** start of Available data **

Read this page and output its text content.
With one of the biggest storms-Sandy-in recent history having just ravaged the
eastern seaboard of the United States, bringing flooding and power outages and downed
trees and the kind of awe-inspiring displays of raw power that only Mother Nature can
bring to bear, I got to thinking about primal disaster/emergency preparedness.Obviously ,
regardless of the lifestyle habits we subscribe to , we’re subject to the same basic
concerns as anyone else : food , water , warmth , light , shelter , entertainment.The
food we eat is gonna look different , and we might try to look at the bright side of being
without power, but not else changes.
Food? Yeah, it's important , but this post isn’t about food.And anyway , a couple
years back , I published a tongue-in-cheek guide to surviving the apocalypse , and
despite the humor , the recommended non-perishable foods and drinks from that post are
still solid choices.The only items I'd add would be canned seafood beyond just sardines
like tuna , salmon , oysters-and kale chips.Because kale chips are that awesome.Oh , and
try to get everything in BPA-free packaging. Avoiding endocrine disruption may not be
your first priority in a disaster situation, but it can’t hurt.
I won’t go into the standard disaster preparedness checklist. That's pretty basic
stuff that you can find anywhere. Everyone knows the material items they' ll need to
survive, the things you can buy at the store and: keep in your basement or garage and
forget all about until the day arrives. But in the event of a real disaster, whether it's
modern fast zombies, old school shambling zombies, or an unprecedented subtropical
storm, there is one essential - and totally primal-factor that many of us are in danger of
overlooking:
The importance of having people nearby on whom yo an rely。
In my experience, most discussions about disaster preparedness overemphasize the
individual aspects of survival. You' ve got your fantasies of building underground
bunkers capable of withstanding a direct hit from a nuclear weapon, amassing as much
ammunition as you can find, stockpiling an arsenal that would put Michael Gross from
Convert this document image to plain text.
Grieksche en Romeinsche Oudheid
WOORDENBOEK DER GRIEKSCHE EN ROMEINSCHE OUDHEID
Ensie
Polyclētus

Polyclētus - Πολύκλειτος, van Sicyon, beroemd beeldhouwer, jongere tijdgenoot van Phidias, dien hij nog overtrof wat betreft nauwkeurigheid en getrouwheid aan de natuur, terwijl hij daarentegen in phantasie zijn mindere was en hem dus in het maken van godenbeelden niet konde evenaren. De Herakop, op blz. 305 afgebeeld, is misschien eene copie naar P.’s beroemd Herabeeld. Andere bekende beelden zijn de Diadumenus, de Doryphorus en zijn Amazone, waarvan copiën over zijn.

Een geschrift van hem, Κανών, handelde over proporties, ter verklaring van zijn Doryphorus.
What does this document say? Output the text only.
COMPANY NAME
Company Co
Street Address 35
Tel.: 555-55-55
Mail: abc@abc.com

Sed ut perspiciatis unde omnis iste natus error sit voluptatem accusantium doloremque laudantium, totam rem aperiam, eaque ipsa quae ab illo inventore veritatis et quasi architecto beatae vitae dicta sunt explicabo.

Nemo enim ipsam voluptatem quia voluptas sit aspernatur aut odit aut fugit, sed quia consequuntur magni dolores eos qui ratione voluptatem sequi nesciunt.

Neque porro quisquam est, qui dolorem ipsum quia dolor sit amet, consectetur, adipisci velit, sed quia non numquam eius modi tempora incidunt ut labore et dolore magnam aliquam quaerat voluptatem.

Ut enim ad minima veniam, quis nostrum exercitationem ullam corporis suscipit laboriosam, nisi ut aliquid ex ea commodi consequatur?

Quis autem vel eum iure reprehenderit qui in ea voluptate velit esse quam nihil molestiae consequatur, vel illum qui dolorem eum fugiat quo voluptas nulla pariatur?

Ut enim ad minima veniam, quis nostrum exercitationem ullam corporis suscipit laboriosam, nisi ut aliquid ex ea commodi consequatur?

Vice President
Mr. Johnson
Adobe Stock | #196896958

** end of Available data **

Task description:
Write out every record verbatim.

Output:
Read this page and output its text content.
With one of the biggest storms-Sandy-in recent history having just ravaged the
eastern seaboard of the United States, bringing flooding and power outages and downed
trees and the kind of awe-inspiring displays of raw power that only Mother Nature can
bring to bear, I got to thinking about primal disaster/emergency preparedness.Obviously ,
regardless of the lifestyle habits we subscribe to , we’re subject to the same basic
concerns as anyone else : food , water , warmth , light , shelter , entertainment.The
food we eat is gonna look different , and we might try to look at the bright side of being
without power, but not else changes.
Food? Yeah, it's important , but this post isn’t about food.And anyway , a couple
years back , I published a tongue-in-cheek guide to surviving the apocalypse , and
despite the humor , the recommended non-perishable foods and drinks from that post are
still solid choices.The only items I'd add would be canned seafood beyond just sardines
like tuna , salmon , oysters-and kale chips.Because kale chips are that awesome.Oh , and
try to get everything in BPA-free packaging. Avoiding endocrine disruption may not be
your first priority in a disaster situation, but it can’t hurt.
I won’t go into the standard disaster preparedness checklist. That's pretty basic
stuff that you can find anywhere. Everyone knows the material items they' ll need to
survive, the things you can buy at the store and: keep in your basement or garage and
forget all about until the day arrives. But in the event of a real disaster, whether it's
modern fast zombies, old school shambling zombies, or an unprecedented subtropical
storm, there is one essential - and totally primal-factor that many of us are in danger of
overlooking:
The importance of having people nearby on whom yo an rely。
In my experience, most discussions about disaster preparedness overemphasize the
individual aspects of survival. You' ve got your fantasies of building underground
bunkers capable of withstanding a direct hit from a nuclear weapon, amassing as much
ammunition as you can find, stockpiling an arsenal that would put Michael Gross from
Convert this document image to plain text.
Grieksche en Romeinsche Oudheid
WOORDENBOEK DER GRIEKSCHE EN ROMEINSCHE OUDHEID
Ensie
Polyclētus

Polyclētus - Πολύκλειτος, van Sicyon, beroemd beeldhouwer, jongere tijdgenoot van Phidias, dien hij nog overtrof wat betreft nauwkeurigheid en getrouwheid aan de natuur, terwijl hij daarentegen in phantasie zijn mindere was en hem dus in het maken van godenbeelden niet konde evenaren. De Herakop, op blz. 305 afgebeeld, is misschien eene copie naar P.’s beroemd Herabeeld. Andere bekende beelden zijn de Diadumenus, de Doryphorus en zijn Amazone, waarvan copiën over zijn.

Een geschrift van hem, Κανών, handelde over proporties, ter verklaring van zijn Doryphorus.
What does this document say? Output the text only.
COMPANY NAME
Company Co
Street Address 35
Tel.: 555-55-55
Mail: abc@abc.com

Sed ut perspiciatis unde omnis iste natus error sit voluptatem accusantium doloremque laudantium, totam rem aperiam, eaque ipsa quae ab illo inventore veritatis et quasi architecto beatae vitae dicta sunt explicabo.

Nemo enim ipsam voluptatem quia voluptas sit aspernatur aut odit aut fugit, sed quia consequuntur magni dolores eos qui ratione voluptatem sequi nesciunt.

Neque porro quisquam est, qui dolorem ipsum quia dolor sit amet, consectetur, adipisci velit, sed quia non numquam eius modi tempora incidunt ut labore et dolore magnam aliquam quaerat voluptatem.

Ut enim ad minima veniam, quis nostrum exercitationem ullam corporis suscipit laboriosam, nisi ut aliquid ex ea commodi consequatur?

Quis autem vel eum iure reprehenderit qui in ea voluptate velit esse quam nihil molestiae consequatur, vel illum qui dolorem eum fugiat quo voluptas nulla pariatur?

Ut enim ad minima veniam, quis nostrum exercitationem ullam corporis suscipit laboriosam, nisi ut aliquid ex ea commodi consequatur?

Vice President
Mr. Johnson
Adobe Stock | #196896958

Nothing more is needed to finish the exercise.